### STATED PROBLEM:
Print the records below word for word, but leave out the pictures.

### EXERCISE MATERIAL:
* Begin *
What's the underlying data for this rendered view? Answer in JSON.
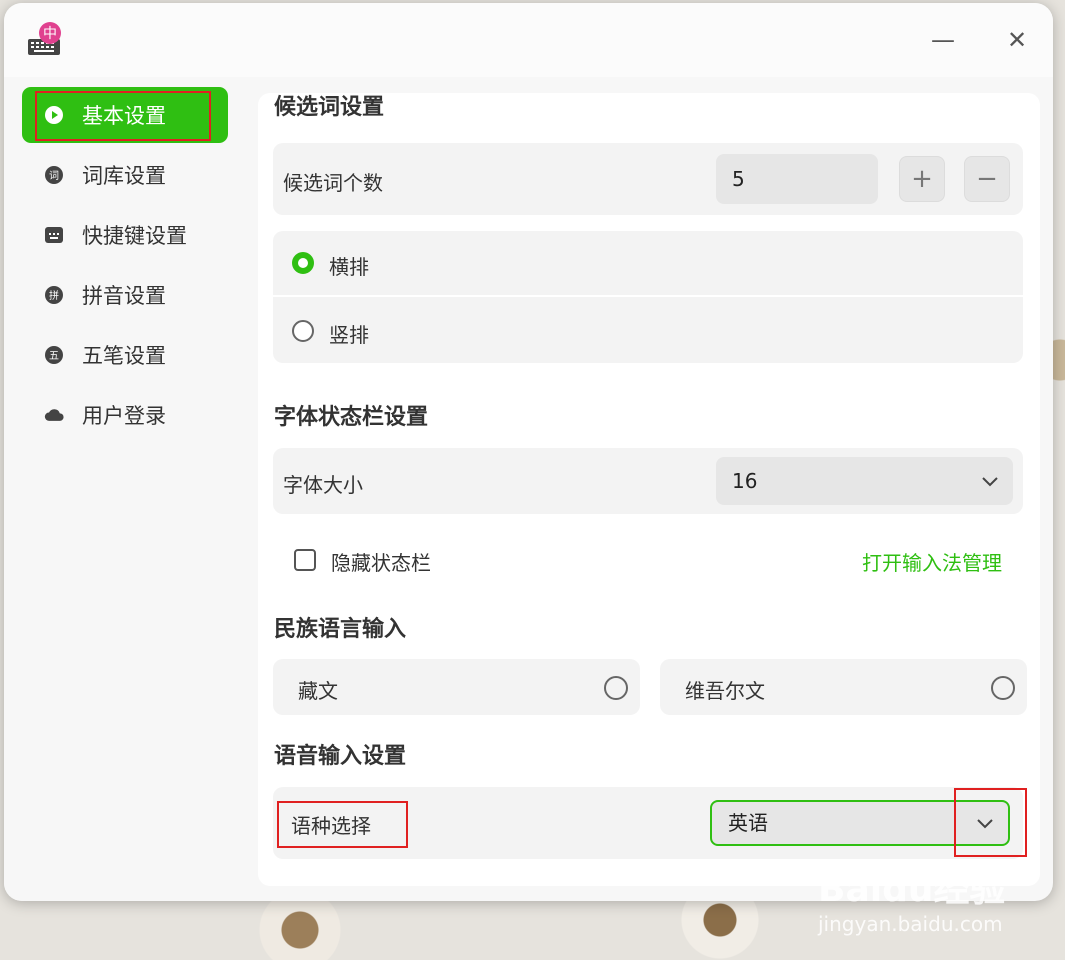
{
  "window": {
    "minimize_glyph": "—",
    "close_glyph": "✕"
  },
  "sidebar": {
    "items": [
      {
        "label": "基本设置",
        "icon": "play-icon"
      },
      {
        "label": "词库设置",
        "icon": "dictionary-icon"
      },
      {
        "label": "快捷键设置",
        "icon": "keyboard-icon"
      },
      {
        "label": "拼音设置",
        "icon": "pinyin-icon"
      },
      {
        "label": "五笔设置",
        "icon": "wubi-icon"
      },
      {
        "label": "用户登录",
        "icon": "cloud-icon"
      }
    ]
  },
  "candidate": {
    "section_title": "候选词设置",
    "count_label": "候选词个数",
    "count_value": "5",
    "plus": "+",
    "minus": "−",
    "layout_options": [
      {
        "label": "横排",
        "selected": true
      },
      {
        "label": "竖排",
        "selected": false
      }
    ]
  },
  "font_status": {
    "section_title": "字体状态栏设置",
    "size_label": "字体大小",
    "size_value": "16",
    "hide_status_label": "隐藏状态栏",
    "hide_status_checked": false,
    "open_manager_link": "打开输入法管理"
  },
  "ethnic": {
    "section_title": "民族语言输入",
    "options": [
      {
        "label": "藏文",
        "selected": false
      },
      {
        "label": "维吾尔文",
        "selected": false
      }
    ]
  },
  "voice": {
    "section_title": "语音输入设置",
    "language_label": "语种选择",
    "language_value": "英语"
  },
  "watermark": {
    "brand": "Baidu经验",
    "url": "jingyan.baidu.com"
  },
  "colors": {
    "accent": "#2fbf12",
    "annotation": "#e02020"
  }
}
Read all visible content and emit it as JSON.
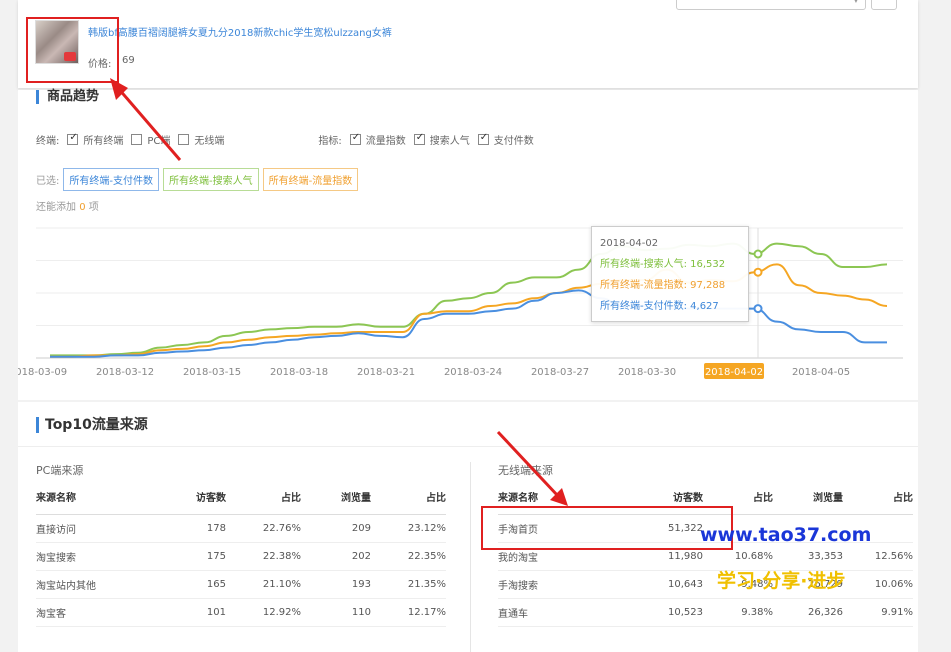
* End *
### RESPONSE TO THE TASK:
What's the underlying data for this rendered view? Answer in JSON.
{
  "window": {
    "minimize_glyph": "—",
    "close_glyph": "✕"
  },
  "sidebar": {
    "items": [
      {
        "label": "基本设置",
        "icon": "play-icon"
      },
      {
        "label": "词库设置",
        "icon": "dictionary-icon"
      },
      {
        "label": "快捷键设置",
        "icon": "keyboard-icon"
      },
      {
        "label": "拼音设置",
        "icon": "pinyin-icon"
      },
      {
        "label": "五笔设置",
        "icon": "wubi-icon"
      },
      {
        "label": "用户登录",
        "icon": "cloud-icon"
      }
    ]
  },
  "candidate": {
    "section_title": "候选词设置",
    "count_label": "候选词个数",
    "count_value": "5",
    "plus": "+",
    "minus": "−",
    "layout_options": [
      {
        "label": "横排",
        "selected": true
      },
      {
        "label": "竖排",
        "selected": false
      }
    ]
  },
  "font_status": {
    "section_title": "字体状态栏设置",
    "size_label": "字体大小",
    "size_value": "16",
    "hide_status_label": "隐藏状态栏",
    "hide_status_checked": false,
    "open_manager_link": "打开输入法管理"
  },
  "ethnic": {
    "section_title": "民族语言输入",
    "options": [
      {
        "label": "藏文",
        "selected": false
      },
      {
        "label": "维吾尔文",
        "selected": false
      }
    ]
  },
  "voice": {
    "section_title": "语音输入设置",
    "language_label": "语种选择",
    "language_value": "英语"
  },
  "watermark": {
    "brand": "Baidu经验",
    "url": "jingyan.baidu.com"
  },
  "colors": {
    "accent": "#2fbf12",
    "annotation": "#e02020"
  }
}
Read all visible content and emit it as JSON.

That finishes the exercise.